All of the records below need to be copied exactly.

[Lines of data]
============
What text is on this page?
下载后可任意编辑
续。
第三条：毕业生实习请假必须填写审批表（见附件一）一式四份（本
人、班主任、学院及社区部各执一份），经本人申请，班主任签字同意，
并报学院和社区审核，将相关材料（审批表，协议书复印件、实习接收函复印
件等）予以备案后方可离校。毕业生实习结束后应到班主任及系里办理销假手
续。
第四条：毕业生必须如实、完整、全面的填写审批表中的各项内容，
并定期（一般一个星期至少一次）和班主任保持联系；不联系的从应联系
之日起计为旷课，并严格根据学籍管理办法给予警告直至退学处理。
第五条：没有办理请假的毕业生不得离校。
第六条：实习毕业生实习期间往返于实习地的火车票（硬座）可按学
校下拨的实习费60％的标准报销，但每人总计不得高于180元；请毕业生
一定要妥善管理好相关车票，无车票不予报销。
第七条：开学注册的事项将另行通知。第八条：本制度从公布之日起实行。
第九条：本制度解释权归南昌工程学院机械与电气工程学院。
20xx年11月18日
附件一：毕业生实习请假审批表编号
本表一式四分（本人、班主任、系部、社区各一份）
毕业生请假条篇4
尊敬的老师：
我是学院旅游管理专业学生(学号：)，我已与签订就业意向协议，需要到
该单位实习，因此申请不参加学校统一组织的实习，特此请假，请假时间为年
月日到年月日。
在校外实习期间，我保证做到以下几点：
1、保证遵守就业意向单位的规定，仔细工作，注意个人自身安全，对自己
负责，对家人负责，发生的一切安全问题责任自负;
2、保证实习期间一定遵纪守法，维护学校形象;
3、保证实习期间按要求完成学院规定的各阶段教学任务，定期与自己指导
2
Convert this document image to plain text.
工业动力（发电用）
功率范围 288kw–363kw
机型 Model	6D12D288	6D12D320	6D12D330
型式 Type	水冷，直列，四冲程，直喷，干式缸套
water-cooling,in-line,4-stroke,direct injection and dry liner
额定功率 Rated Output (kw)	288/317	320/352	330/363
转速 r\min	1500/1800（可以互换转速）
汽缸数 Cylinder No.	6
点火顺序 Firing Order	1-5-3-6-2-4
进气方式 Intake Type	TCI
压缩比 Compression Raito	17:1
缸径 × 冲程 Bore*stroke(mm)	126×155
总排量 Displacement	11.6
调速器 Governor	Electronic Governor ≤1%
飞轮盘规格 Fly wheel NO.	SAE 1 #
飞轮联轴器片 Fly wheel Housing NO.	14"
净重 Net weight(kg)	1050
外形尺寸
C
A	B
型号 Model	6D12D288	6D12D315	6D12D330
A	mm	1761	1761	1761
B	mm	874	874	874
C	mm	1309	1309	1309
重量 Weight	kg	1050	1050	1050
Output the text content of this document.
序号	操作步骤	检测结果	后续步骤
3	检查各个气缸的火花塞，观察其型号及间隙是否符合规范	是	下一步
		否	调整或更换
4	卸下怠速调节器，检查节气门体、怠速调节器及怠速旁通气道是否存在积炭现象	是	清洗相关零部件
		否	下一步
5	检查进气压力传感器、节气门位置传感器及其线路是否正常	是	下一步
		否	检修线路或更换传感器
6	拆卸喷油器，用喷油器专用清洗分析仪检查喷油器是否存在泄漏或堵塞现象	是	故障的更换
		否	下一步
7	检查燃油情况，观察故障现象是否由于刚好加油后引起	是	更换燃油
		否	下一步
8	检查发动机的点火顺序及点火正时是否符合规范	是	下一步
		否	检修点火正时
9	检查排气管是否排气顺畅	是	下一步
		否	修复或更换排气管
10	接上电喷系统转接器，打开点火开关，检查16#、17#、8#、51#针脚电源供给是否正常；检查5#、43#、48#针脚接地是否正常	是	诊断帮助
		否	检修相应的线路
============
SOLUTION TO THE EXERCISE:
What text is on this page?
下载后可任意编辑
续。
第三条：毕业生实习请假必须填写审批表（见附件一）一式四份（本
人、班主任、学院及社区部各执一份），经本人申请，班主任签字同意，
并报学院和社区审核，将相关材料（审批表，协议书复印件、实习接收函复印
件等）予以备案后方可离校。毕业生实习结束后应到班主任及系里办理销假手
续。
第四条：毕业生必须如实、完整、全面的填写审批表中的各项内容，
并定期（一般一个星期至少一次）和班主任保持联系；不联系的从应联系
之日起计为旷课，并严格根据学籍管理办法给予警告直至退学处理。
第五条：没有办理请假的毕业生不得离校。
第六条：实习毕业生实习期间往返于实习地的火车票（硬座）可按学
校下拨的实习费60％的标准报销，但每人总计不得高于180元；请毕业生
一定要妥善管理好相关车票，无车票不予报销。
第七条：开学注册的事项将另行通知。第八条：本制度从公布之日起实行。
第九条：本制度解释权归南昌工程学院机械与电气工程学院。
20xx年11月18日
附件一：毕业生实习请假审批表编号
本表一式四分（本人、班主任、系部、社区各一份）
毕业生请假条篇4
尊敬的老师：
我是学院旅游管理专业学生(学号：)，我已与签订就业意向协议，需要到
该单位实习，因此申请不参加学校统一组织的实习，特此请假，请假时间为年
月日到年月日。
在校外实习期间，我保证做到以下几点：
1、保证遵守就业意向单位的规定，仔细工作，注意个人自身安全，对自己
负责，对家人负责，发生的一切安全问题责任自负;
2、保证实习期间一定遵纪守法，维护学校形象;
3、保证实习期间按要求完成学院规定的各阶段教学任务，定期与自己指导
2
Convert this document image to plain text.
工业动力（发电用）
功率范围 288kw–363kw
机型 Model	6D12D288	6D12D320	6D12D330
型式 Type	水冷，直列，四冲程，直喷，干式缸套
water-cooling,in-line,4-stroke,direct injection and dry liner
额定功率 Rated Output (kw)	288/317	320/352	330/363
转速 r\min	1500/1800（可以互换转速）
汽缸数 Cylinder No.	6
点火顺序 Firing Order	1-5-3-6-2-4
进气方式 Intake Type	TCI
压缩比 Compression Raito	17:1
缸径 × 冲程 Bore*stroke(mm)	126×155
总排量 Displacement	11.6
调速器 Governor	Electronic Governor ≤1%
飞轮盘规格 Fly wheel NO.	SAE 1 #
飞轮联轴器片 Fly wheel Housing NO.	14"
净重 Net weight(kg)	1050
外形尺寸
C
A	B
型号 Model	6D12D288	6D12D315	6D12D330
A	mm	1761	1761	1761
B	mm	874	874	874
C	mm	1309	1309	1309
重量 Weight	kg	1050	1050	1050
Output the text content of this document.
序号	操作步骤	检测结果	后续步骤
3	检查各个气缸的火花塞，观察其型号及间隙是否符合规范	是	下一步
		否	调整或更换
4	卸下怠速调节器，检查节气门体、怠速调节器及怠速旁通气道是否存在积炭现象	是	清洗相关零部件
		否	下一步
5	检查进气压力传感器、节气门位置传感器及其线路是否正常	是	下一步
		否	检修线路或更换传感器
6	拆卸喷油器，用喷油器专用清洗分析仪检查喷油器是否存在泄漏或堵塞现象	是	故障的更换
		否	下一步
7	检查燃油情况，观察故障现象是否由于刚好加油后引起	是	更换燃油
		否	下一步
8	检查发动机的点火顺序及点火正时是否符合规范	是	下一步
		否	检修点火正时
9	检查排气管是否排气顺畅	是	下一步
		否	修复或更换排气管
10	接上电喷系统转接器，打开点火开关，检查16#、17#、8#、51#针脚电源供给是否正常；检查5#、43#、48#针脚接地是否正常	是	诊断帮助
		否	检修相应的线路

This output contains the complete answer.